**YOUR GOAL**
The records should be repeated word for word, pictures excluded.

**GIVEN INFORMATION**
* START *

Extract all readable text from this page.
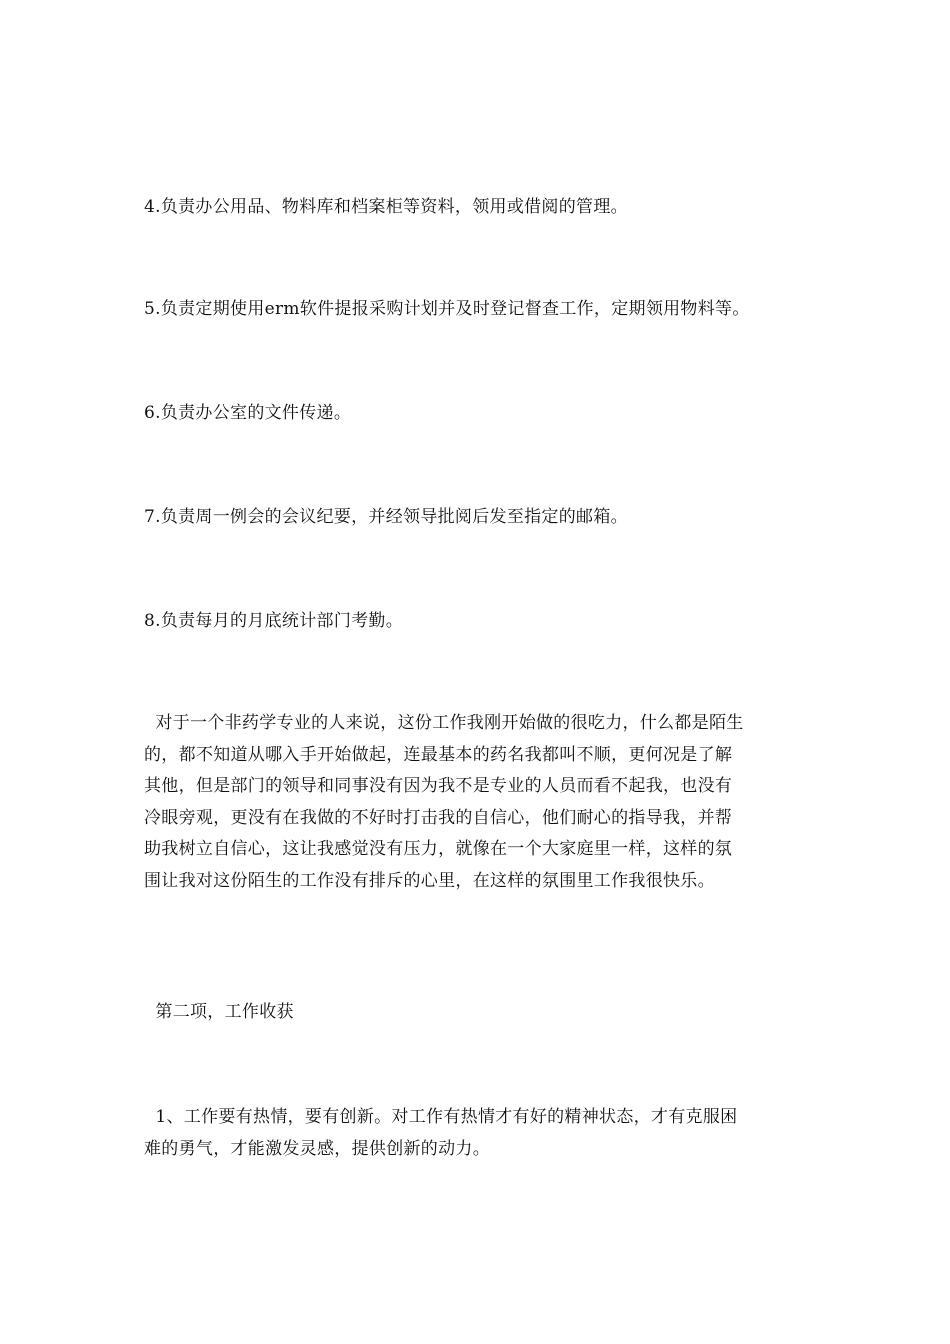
4.负责办公用品、物料库和档案柜等资料，领用或借阅的管理。
5.负责定期使用erm软件提报采购计划并及时登记督查工作，定期领用物料等。
6.负责办公室的文件传递。
7.负责周一例会的会议纪要，并经领导批阅后发至指定的邮箱。
8.负责每月的月底统计部门考勤。
对于一个非药学专业的人来说，这份工作我刚开始做的很吃力，什么都是陌生
的，都不知道从哪入手开始做起，连最基本的药名我都叫不顺，更何况是了解
其他，但是部门的领导和同事没有因为我不是专业的人员而看不起我，也没有
冷眼旁观，更没有在我做的不好时打击我的自信心，他们耐心的指导我，并帮
助我树立自信心，这让我感觉没有压力，就像在一个大家庭里一样，这样的氛
围让我对这份陌生的工作没有排斥的心里，在这样的氛围里工作我很快乐。
第二项，工作收获
1、工作要有热情，要有创新。对工作有热情才有好的精神状态，才有克服困
难的勇气，才能激发灵感，提供创新的动力。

* END *

**TASK RESPONSE**
Extract all readable text from this page.
4.负责办公用品、物料库和档案柜等资料，领用或借阅的管理。
5.负责定期使用erm软件提报采购计划并及时登记督查工作，定期领用物料等。
6.负责办公室的文件传递。
7.负责周一例会的会议纪要，并经领导批阅后发至指定的邮箱。
8.负责每月的月底统计部门考勤。
对于一个非药学专业的人来说，这份工作我刚开始做的很吃力，什么都是陌生
的，都不知道从哪入手开始做起，连最基本的药名我都叫不顺，更何况是了解
其他，但是部门的领导和同事没有因为我不是专业的人员而看不起我，也没有
冷眼旁观，更没有在我做的不好时打击我的自信心，他们耐心的指导我，并帮
助我树立自信心，这让我感觉没有压力，就像在一个大家庭里一样，这样的氛
围让我对这份陌生的工作没有排斥的心里，在这样的氛围里工作我很快乐。
第二项，工作收获
1、工作要有热情，要有创新。对工作有热情才有好的精神状态，才有克服困
难的勇气，才能激发灵感，提供创新的动力。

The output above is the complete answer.